- **Written problem**: Identify each line containing the word "JSON" and copy it.

- **Recorded information**:

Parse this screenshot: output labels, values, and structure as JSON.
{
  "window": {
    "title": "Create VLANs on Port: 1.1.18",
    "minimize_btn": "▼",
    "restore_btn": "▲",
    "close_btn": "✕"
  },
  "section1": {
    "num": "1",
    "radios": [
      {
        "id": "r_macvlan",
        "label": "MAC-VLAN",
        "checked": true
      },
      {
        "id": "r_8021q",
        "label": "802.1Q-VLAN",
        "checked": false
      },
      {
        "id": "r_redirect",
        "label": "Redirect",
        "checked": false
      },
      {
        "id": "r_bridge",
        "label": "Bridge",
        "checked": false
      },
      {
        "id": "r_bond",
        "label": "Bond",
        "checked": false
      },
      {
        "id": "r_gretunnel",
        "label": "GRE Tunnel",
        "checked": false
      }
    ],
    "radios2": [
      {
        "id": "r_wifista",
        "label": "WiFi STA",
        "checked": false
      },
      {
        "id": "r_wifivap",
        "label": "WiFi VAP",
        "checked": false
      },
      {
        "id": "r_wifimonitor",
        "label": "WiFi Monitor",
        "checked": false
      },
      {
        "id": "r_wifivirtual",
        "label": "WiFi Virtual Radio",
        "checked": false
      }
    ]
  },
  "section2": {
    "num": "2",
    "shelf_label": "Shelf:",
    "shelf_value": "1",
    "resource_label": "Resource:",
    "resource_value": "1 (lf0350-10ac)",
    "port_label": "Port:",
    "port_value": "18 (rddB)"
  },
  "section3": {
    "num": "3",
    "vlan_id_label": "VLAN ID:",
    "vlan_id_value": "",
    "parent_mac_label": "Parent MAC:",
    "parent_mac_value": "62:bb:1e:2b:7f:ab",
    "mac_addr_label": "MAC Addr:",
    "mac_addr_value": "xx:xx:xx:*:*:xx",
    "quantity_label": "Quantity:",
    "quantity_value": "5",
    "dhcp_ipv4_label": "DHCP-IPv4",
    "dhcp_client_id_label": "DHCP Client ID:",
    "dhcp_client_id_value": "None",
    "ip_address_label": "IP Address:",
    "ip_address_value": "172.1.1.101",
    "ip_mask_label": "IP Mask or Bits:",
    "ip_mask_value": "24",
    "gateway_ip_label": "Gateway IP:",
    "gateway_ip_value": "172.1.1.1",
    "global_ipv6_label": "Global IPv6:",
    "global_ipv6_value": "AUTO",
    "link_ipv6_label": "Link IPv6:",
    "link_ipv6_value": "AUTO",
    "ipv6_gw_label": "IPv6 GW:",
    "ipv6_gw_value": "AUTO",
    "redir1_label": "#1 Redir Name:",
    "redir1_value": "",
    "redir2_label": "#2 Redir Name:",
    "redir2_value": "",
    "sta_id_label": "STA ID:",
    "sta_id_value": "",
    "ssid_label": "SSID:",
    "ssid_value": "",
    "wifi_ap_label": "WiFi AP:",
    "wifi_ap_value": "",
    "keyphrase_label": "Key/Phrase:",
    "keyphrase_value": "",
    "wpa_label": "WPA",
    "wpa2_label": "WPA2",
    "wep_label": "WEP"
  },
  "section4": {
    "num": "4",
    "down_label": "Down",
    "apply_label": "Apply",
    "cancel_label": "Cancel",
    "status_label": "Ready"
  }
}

---

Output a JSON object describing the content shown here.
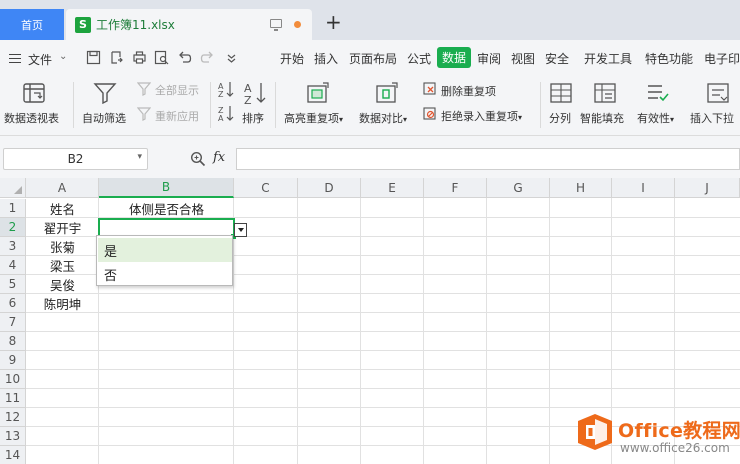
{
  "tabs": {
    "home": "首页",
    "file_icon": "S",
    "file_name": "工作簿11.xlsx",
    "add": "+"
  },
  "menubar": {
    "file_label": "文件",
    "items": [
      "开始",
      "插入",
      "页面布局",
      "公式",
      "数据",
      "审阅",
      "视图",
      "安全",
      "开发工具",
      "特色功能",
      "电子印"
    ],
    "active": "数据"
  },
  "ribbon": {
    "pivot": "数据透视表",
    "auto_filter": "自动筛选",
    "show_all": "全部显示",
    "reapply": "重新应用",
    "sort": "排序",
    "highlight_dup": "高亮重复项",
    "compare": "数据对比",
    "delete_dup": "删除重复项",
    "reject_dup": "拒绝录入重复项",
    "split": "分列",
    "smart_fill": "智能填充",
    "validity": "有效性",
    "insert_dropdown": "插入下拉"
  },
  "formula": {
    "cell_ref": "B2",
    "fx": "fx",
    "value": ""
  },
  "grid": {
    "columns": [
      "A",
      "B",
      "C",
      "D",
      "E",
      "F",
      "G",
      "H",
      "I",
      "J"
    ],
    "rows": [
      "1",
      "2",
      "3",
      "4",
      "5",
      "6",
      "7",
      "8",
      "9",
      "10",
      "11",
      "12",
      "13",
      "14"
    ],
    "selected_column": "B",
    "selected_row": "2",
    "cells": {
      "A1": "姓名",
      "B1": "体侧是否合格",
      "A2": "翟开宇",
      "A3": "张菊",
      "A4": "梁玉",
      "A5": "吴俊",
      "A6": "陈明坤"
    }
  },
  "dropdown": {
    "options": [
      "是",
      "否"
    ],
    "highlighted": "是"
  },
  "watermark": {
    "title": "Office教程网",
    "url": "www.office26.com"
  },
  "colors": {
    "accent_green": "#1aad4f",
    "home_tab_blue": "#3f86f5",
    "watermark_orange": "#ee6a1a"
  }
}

- **Solution**:
Parse this screenshot: output labels, values, and structure as JSON.
Output a JSON object describing the content shown here.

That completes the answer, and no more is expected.